_PROBLEM DETAILS_
In the lines below, find how many contain the word "Подпрограмма" and report that figure alone.

_DATA_
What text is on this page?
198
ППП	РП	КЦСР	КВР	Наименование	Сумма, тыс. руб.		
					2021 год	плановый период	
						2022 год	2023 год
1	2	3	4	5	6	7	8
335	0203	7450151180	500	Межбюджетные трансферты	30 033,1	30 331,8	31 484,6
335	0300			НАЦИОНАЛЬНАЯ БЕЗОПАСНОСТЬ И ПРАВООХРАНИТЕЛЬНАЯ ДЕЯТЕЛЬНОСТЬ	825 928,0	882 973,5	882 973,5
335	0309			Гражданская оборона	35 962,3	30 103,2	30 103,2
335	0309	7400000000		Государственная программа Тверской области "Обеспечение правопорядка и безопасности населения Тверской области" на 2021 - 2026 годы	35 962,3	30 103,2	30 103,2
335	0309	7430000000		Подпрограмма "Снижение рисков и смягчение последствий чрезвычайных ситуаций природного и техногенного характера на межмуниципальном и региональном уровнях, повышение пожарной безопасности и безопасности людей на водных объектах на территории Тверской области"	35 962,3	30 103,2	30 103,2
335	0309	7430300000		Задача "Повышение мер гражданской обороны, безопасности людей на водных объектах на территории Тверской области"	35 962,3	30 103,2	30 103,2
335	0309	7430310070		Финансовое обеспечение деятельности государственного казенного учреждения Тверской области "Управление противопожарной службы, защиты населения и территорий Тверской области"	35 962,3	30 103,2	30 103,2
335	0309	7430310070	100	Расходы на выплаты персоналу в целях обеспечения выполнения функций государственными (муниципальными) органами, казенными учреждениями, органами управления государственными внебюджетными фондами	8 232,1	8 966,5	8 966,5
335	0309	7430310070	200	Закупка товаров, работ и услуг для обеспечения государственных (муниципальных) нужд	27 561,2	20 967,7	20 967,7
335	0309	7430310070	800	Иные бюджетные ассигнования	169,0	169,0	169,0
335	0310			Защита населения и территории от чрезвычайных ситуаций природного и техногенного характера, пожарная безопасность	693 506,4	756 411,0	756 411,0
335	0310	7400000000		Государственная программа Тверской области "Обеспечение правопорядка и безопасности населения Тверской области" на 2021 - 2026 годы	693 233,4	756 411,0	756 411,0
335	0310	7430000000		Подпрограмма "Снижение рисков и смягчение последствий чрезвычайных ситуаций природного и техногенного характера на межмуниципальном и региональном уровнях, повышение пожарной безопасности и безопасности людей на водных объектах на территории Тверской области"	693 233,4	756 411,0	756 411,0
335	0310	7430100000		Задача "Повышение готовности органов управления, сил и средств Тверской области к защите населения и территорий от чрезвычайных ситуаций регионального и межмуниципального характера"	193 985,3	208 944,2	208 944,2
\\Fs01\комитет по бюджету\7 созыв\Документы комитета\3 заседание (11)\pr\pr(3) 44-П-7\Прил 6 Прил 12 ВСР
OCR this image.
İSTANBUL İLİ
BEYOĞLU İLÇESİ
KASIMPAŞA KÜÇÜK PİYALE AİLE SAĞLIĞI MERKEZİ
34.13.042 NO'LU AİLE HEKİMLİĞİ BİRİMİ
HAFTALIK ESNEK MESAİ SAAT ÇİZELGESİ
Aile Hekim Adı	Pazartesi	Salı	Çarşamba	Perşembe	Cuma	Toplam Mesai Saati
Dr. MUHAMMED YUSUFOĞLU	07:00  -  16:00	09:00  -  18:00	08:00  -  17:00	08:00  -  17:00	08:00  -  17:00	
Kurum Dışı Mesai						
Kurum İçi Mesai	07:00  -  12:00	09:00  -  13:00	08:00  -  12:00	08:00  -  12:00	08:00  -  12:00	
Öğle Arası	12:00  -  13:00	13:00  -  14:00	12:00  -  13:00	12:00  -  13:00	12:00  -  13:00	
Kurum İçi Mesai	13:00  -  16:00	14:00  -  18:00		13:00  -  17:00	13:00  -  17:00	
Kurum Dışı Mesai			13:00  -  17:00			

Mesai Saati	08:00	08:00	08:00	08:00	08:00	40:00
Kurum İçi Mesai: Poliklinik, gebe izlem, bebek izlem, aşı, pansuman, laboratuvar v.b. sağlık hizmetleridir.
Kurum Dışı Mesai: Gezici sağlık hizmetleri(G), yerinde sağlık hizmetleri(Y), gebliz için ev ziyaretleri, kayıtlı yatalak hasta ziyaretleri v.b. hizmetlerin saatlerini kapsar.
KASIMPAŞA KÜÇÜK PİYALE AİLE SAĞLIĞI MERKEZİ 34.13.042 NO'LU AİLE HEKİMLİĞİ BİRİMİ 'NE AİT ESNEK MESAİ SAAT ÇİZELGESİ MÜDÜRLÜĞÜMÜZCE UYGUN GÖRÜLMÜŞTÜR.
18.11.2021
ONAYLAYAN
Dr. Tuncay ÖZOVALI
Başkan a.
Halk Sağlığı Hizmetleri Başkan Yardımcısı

_RESPONSE BELOW_
2